■ **Source data**:
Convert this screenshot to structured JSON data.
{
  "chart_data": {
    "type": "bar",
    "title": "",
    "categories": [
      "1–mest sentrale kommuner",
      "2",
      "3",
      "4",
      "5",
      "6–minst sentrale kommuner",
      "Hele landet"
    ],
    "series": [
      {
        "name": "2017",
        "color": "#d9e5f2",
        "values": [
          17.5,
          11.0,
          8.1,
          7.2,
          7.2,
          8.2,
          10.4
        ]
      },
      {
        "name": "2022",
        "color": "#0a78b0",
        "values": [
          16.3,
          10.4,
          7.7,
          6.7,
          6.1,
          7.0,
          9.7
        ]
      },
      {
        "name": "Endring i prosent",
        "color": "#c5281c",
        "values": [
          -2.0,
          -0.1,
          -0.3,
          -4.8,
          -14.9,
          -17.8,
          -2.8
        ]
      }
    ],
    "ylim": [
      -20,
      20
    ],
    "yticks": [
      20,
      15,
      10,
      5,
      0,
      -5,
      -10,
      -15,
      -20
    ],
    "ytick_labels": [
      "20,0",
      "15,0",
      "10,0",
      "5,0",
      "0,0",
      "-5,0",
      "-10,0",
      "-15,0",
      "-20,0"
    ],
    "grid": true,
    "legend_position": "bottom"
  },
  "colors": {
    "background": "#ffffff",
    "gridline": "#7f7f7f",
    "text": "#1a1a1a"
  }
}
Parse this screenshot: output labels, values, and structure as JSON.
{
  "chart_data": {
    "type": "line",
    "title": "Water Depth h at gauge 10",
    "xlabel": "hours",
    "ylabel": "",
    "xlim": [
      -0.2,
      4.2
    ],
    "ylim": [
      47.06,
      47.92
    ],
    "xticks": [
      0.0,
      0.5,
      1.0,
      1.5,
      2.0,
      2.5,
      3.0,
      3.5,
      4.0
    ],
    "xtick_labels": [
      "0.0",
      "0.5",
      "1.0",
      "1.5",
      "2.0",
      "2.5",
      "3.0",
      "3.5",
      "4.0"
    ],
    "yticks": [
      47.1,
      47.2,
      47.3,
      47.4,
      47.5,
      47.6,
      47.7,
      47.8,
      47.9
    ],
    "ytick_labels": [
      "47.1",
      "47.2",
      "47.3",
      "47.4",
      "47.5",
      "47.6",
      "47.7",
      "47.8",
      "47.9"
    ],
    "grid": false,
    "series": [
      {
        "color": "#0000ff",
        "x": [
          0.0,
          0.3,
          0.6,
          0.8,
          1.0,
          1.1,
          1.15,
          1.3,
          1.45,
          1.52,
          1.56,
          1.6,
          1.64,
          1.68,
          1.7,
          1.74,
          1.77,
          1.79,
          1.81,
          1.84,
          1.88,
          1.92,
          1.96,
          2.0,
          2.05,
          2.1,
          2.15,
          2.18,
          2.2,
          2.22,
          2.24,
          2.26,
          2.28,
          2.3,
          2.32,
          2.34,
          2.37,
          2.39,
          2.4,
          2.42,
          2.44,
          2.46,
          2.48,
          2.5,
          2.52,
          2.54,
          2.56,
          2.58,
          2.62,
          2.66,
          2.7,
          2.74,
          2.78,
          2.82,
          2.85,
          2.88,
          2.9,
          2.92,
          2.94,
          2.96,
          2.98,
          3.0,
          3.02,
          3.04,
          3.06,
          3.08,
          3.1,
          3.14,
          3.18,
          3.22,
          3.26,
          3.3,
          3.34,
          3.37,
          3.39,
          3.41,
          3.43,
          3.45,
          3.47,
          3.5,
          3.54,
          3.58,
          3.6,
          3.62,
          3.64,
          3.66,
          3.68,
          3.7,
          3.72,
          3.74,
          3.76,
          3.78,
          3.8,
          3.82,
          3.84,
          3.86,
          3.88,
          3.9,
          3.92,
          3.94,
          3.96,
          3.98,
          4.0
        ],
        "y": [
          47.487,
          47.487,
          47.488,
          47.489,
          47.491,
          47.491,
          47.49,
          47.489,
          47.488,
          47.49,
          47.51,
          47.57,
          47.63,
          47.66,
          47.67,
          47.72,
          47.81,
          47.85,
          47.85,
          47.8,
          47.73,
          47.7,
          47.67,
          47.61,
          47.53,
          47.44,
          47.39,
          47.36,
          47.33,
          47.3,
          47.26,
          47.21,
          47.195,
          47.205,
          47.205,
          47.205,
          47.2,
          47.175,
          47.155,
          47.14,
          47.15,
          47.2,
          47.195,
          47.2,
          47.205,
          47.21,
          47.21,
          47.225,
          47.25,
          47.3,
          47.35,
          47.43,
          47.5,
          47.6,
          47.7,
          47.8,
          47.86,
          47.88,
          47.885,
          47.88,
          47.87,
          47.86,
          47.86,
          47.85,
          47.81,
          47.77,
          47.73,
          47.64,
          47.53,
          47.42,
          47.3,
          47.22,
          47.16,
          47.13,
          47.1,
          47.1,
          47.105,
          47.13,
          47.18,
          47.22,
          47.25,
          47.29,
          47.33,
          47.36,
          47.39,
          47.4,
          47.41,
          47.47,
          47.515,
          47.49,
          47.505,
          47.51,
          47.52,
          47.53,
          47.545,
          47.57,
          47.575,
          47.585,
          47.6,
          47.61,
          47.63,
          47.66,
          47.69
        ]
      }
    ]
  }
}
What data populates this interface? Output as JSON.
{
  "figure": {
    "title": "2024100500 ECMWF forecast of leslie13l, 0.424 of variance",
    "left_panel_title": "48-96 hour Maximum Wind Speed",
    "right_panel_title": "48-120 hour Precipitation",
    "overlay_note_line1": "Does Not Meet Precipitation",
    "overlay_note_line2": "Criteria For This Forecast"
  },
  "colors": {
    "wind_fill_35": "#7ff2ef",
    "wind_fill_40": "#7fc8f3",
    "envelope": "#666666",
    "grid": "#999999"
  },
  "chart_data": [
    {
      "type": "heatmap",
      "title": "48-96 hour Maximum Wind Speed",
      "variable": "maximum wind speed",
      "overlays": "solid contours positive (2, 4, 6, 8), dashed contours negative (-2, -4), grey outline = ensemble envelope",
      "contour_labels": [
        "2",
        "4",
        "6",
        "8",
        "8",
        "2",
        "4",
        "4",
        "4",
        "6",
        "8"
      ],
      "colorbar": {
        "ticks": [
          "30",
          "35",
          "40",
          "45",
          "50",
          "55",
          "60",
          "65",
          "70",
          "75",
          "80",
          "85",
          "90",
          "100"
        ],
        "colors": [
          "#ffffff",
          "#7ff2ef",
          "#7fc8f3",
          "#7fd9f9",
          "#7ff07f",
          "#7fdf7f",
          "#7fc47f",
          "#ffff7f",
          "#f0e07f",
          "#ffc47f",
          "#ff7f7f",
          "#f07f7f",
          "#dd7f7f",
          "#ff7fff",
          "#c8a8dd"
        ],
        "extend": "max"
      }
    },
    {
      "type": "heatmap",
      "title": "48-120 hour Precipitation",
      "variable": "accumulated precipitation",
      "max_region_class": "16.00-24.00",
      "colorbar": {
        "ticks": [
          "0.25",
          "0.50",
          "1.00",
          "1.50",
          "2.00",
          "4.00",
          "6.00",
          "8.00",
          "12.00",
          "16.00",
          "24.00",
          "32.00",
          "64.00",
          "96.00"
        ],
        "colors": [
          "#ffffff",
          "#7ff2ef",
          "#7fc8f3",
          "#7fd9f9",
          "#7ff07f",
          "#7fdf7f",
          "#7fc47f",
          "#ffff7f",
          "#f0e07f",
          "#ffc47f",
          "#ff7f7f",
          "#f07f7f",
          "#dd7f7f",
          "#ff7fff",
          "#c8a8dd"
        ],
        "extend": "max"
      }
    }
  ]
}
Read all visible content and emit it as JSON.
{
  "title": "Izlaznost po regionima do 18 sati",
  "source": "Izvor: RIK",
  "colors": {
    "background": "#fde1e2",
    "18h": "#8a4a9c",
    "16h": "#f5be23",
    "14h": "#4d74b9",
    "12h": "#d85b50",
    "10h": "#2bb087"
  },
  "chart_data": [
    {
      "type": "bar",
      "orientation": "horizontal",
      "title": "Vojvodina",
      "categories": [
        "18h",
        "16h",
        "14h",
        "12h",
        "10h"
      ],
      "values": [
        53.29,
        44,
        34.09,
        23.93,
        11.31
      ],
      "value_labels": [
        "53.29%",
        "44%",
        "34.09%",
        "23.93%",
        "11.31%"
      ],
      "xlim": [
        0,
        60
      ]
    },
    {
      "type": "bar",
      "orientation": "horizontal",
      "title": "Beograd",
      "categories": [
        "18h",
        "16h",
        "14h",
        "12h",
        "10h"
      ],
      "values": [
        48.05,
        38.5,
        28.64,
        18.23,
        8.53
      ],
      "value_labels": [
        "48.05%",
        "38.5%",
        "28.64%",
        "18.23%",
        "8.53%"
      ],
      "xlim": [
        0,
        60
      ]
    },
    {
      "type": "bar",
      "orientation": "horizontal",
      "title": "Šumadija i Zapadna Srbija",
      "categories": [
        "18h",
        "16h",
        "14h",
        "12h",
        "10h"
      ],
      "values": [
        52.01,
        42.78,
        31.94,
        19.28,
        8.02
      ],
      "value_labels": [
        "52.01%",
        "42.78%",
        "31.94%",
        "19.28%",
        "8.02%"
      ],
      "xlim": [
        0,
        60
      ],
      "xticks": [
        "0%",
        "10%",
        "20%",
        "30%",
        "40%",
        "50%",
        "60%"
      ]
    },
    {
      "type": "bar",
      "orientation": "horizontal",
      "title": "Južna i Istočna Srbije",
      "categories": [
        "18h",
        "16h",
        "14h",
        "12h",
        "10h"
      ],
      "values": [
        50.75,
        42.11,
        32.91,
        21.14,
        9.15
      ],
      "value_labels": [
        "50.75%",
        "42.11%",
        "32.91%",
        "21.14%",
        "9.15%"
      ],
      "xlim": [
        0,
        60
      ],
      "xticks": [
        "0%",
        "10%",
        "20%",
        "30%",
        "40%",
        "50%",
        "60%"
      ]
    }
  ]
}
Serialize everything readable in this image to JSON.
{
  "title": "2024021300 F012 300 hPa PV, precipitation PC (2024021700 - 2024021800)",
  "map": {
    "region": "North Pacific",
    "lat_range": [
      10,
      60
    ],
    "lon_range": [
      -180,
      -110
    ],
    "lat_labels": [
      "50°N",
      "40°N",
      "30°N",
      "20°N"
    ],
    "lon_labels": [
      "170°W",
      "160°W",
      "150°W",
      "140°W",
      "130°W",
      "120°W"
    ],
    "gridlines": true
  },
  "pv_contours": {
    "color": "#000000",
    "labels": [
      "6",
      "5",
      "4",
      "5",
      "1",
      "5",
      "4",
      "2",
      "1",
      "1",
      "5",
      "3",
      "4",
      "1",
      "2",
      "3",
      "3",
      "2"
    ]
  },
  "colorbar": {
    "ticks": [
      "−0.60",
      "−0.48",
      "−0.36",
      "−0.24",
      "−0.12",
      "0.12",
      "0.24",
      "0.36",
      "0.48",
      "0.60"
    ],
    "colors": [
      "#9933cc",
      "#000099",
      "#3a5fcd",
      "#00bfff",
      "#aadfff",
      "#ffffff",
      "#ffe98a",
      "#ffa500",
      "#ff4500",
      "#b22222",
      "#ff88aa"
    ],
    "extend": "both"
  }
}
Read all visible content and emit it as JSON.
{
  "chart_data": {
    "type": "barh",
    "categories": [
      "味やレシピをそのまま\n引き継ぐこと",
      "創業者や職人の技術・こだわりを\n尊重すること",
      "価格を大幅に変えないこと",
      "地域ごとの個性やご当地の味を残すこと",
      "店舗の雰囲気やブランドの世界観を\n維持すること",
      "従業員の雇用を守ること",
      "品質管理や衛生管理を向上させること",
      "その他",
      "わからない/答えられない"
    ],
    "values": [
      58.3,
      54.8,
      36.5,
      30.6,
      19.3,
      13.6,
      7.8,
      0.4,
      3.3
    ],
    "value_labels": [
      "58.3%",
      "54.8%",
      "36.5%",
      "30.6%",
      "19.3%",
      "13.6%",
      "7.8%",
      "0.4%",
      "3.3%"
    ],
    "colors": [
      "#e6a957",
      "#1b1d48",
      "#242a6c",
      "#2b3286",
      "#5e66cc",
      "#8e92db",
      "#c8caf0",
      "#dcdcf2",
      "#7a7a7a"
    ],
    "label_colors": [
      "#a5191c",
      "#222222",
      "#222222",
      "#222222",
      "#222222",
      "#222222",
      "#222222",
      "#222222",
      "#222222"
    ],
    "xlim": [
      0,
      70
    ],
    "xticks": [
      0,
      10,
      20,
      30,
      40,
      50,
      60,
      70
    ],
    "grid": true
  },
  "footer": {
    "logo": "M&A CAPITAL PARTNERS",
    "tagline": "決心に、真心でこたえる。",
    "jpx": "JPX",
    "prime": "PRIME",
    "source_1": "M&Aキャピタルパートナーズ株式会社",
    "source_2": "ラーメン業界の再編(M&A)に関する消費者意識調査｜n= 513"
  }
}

■ **Given instruction**:
In the entries above, find every line holding the word "envelope" and copy it out.

■ **Problem solution**:
    "envelope": "#666666",
      "overlays": "solid contours positive (2, 4, 6, 8), dashed contours negative (-2, -4), grey outline = ensemble envelope",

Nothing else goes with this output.